_Exercise requirements:_ Output the full listing word for word.

((

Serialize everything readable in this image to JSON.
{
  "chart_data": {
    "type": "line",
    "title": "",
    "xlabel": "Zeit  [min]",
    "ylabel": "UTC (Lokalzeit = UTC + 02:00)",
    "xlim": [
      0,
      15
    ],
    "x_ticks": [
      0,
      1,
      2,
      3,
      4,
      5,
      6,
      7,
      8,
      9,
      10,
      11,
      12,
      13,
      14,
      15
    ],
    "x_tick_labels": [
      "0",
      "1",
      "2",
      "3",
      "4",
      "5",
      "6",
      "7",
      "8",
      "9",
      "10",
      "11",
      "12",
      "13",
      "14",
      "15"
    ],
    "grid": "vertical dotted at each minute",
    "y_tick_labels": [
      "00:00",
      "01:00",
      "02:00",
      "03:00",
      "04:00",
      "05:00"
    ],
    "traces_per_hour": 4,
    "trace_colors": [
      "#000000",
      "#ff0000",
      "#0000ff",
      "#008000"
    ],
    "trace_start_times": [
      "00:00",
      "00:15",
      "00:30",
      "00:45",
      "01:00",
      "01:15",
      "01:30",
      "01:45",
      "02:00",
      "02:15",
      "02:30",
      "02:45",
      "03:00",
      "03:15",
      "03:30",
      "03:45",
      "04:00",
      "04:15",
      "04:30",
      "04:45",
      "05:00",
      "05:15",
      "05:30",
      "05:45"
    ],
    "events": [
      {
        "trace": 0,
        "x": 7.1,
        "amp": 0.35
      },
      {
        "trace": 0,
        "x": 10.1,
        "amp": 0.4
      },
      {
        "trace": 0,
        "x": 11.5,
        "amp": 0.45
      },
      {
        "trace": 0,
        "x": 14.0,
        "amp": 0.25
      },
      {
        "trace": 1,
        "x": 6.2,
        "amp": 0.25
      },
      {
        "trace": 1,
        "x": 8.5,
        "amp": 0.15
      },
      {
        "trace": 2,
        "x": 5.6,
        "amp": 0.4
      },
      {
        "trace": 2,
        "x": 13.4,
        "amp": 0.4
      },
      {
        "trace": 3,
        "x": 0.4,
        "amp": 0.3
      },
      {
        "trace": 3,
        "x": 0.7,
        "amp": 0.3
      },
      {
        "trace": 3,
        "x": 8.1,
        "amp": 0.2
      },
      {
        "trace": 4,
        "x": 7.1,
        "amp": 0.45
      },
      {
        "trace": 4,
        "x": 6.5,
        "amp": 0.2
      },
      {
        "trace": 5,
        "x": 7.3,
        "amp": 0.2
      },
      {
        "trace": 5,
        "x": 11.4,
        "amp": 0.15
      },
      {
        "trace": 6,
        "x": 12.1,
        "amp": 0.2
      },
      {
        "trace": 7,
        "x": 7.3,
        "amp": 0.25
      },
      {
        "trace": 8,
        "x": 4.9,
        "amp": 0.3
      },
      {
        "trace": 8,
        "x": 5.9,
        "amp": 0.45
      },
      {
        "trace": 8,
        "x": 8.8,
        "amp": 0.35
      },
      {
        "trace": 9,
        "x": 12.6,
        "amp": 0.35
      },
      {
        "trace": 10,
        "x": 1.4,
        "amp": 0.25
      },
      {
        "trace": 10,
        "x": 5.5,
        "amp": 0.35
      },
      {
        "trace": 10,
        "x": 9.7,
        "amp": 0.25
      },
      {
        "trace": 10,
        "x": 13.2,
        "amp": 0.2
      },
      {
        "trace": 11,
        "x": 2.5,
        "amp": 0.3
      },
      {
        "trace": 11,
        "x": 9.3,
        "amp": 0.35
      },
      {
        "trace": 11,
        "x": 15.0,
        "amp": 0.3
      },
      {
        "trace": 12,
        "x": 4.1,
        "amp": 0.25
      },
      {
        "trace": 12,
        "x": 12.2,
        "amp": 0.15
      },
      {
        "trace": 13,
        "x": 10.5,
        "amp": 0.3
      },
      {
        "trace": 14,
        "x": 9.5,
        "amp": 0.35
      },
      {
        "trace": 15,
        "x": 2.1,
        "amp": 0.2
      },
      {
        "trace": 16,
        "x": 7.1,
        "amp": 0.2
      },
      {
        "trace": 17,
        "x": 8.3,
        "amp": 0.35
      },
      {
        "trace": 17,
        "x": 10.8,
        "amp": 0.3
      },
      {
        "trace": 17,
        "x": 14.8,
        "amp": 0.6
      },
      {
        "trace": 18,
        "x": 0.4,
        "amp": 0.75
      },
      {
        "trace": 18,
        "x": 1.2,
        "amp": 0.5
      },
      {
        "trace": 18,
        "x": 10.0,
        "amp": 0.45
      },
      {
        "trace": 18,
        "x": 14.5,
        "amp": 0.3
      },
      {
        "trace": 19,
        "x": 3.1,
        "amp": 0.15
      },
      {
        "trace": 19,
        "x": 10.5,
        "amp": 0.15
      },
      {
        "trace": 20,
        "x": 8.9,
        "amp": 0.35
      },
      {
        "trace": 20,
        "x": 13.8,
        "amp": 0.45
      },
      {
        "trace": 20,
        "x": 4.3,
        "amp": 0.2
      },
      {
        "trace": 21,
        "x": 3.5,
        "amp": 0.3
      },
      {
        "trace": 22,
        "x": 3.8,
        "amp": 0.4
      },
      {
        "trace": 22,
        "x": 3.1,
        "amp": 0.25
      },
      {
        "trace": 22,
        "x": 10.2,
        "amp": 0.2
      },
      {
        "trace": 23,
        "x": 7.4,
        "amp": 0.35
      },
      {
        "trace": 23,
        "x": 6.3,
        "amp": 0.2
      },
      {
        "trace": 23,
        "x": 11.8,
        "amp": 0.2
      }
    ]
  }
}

))

_Correct result:_
Serialize everything readable in this image to JSON.
{
  "chart_data": {
    "type": "line",
    "title": "",
    "xlabel": "Zeit  [min]",
    "ylabel": "UTC (Lokalzeit = UTC + 02:00)",
    "xlim": [
      0,
      15
    ],
    "x_ticks": [
      0,
      1,
      2,
      3,
      4,
      5,
      6,
      7,
      8,
      9,
      10,
      11,
      12,
      13,
      14,
      15
    ],
    "x_tick_labels": [
      "0",
      "1",
      "2",
      "3",
      "4",
      "5",
      "6",
      "7",
      "8",
      "9",
      "10",
      "11",
      "12",
      "13",
      "14",
      "15"
    ],
    "grid": "vertical dotted at each minute",
    "y_tick_labels": [
      "00:00",
      "01:00",
      "02:00",
      "03:00",
      "04:00",
      "05:00"
    ],
    "traces_per_hour": 4,
    "trace_colors": [
      "#000000",
      "#ff0000",
      "#0000ff",
      "#008000"
    ],
    "trace_start_times": [
      "00:00",
      "00:15",
      "00:30",
      "00:45",
      "01:00",
      "01:15",
      "01:30",
      "01:45",
      "02:00",
      "02:15",
      "02:30",
      "02:45",
      "03:00",
      "03:15",
      "03:30",
      "03:45",
      "04:00",
      "04:15",
      "04:30",
      "04:45",
      "05:00",
      "05:15",
      "05:30",
      "05:45"
    ],
    "events": [
      {
        "trace": 0,
        "x": 7.1,
        "amp": 0.35
      },
      {
        "trace": 0,
        "x": 10.1,
        "amp": 0.4
      },
      {
        "trace": 0,
        "x": 11.5,
        "amp": 0.45
      },
      {
        "trace": 0,
        "x": 14.0,
        "amp": 0.25
      },
      {
        "trace": 1,
        "x": 6.2,
        "amp": 0.25
      },
      {
        "trace": 1,
        "x": 8.5,
        "amp": 0.15
      },
      {
        "trace": 2,
        "x": 5.6,
        "amp": 0.4
      },
      {
        "trace": 2,
        "x": 13.4,
        "amp": 0.4
      },
      {
        "trace": 3,
        "x": 0.4,
        "amp": 0.3
      },
      {
        "trace": 3,
        "x": 0.7,
        "amp": 0.3
      },
      {
        "trace": 3,
        "x": 8.1,
        "amp": 0.2
      },
      {
        "trace": 4,
        "x": 7.1,
        "amp": 0.45
      },
      {
        "trace": 4,
        "x": 6.5,
        "amp": 0.2
      },
      {
        "trace": 5,
        "x": 7.3,
        "amp": 0.2
      },
      {
        "trace": 5,
        "x": 11.4,
        "amp": 0.15
      },
      {
        "trace": 6,
        "x": 12.1,
        "amp": 0.2
      },
      {
        "trace": 7,
        "x": 7.3,
        "amp": 0.25
      },
      {
        "trace": 8,
        "x": 4.9,
        "amp": 0.3
      },
      {
        "trace": 8,
        "x": 5.9,
        "amp": 0.45
      },
      {
        "trace": 8,
        "x": 8.8,
        "amp": 0.35
      },
      {
        "trace": 9,
        "x": 12.6,
        "amp": 0.35
      },
      {
        "trace": 10,
        "x": 1.4,
        "amp": 0.25
      },
      {
        "trace": 10,
        "x": 5.5,
        "amp": 0.35
      },
      {
        "trace": 10,
        "x": 9.7,
        "amp": 0.25
      },
      {
        "trace": 10,
        "x": 13.2,
        "amp": 0.2
      },
      {
        "trace": 11,
        "x": 2.5,
        "amp": 0.3
      },
      {
        "trace": 11,
        "x": 9.3,
        "amp": 0.35
      },
      {
        "trace": 11,
        "x": 15.0,
        "amp": 0.3
      },
      {
        "trace": 12,
        "x": 4.1,
        "amp": 0.25
      },
      {
        "trace": 12,
        "x": 12.2,
        "amp": 0.15
      },
      {
        "trace": 13,
        "x": 10.5,
        "amp": 0.3
      },
      {
        "trace": 14,
        "x": 9.5,
        "amp": 0.35
      },
      {
        "trace": 15,
        "x": 2.1,
        "amp": 0.2
      },
      {
        "trace": 16,
        "x": 7.1,
        "amp": 0.2
      },
      {
        "trace": 17,
        "x": 8.3,
        "amp": 0.35
      },
      {
        "trace": 17,
        "x": 10.8,
        "amp": 0.3
      },
      {
        "trace": 17,
        "x": 14.8,
        "amp": 0.6
      },
      {
        "trace": 18,
        "x": 0.4,
        "amp": 0.75
      },
      {
        "trace": 18,
        "x": 1.2,
        "amp": 0.5
      },
      {
        "trace": 18,
        "x": 10.0,
        "amp": 0.45
      },
      {
        "trace": 18,
        "x": 14.5,
        "amp": 0.3
      },
      {
        "trace": 19,
        "x": 3.1,
        "amp": 0.15
      },
      {
        "trace": 19,
        "x": 10.5,
        "amp": 0.15
      },
      {
        "trace": 20,
        "x": 8.9,
        "amp": 0.35
      },
      {
        "trace": 20,
        "x": 13.8,
        "amp": 0.45
      },
      {
        "trace": 20,
        "x": 4.3,
        "amp": 0.2
      },
      {
        "trace": 21,
        "x": 3.5,
        "amp": 0.3
      },
      {
        "trace": 22,
        "x": 3.8,
        "amp": 0.4
      },
      {
        "trace": 22,
        "x": 3.1,
        "amp": 0.25
      },
      {
        "trace": 22,
        "x": 10.2,
        "amp": 0.2
      },
      {
        "trace": 23,
        "x": 7.4,
        "amp": 0.35
      },
      {
        "trace": 23,
        "x": 6.3,
        "amp": 0.2
      },
      {
        "trace": 23,
        "x": 11.8,
        "amp": 0.2
      }
    ]
  }
}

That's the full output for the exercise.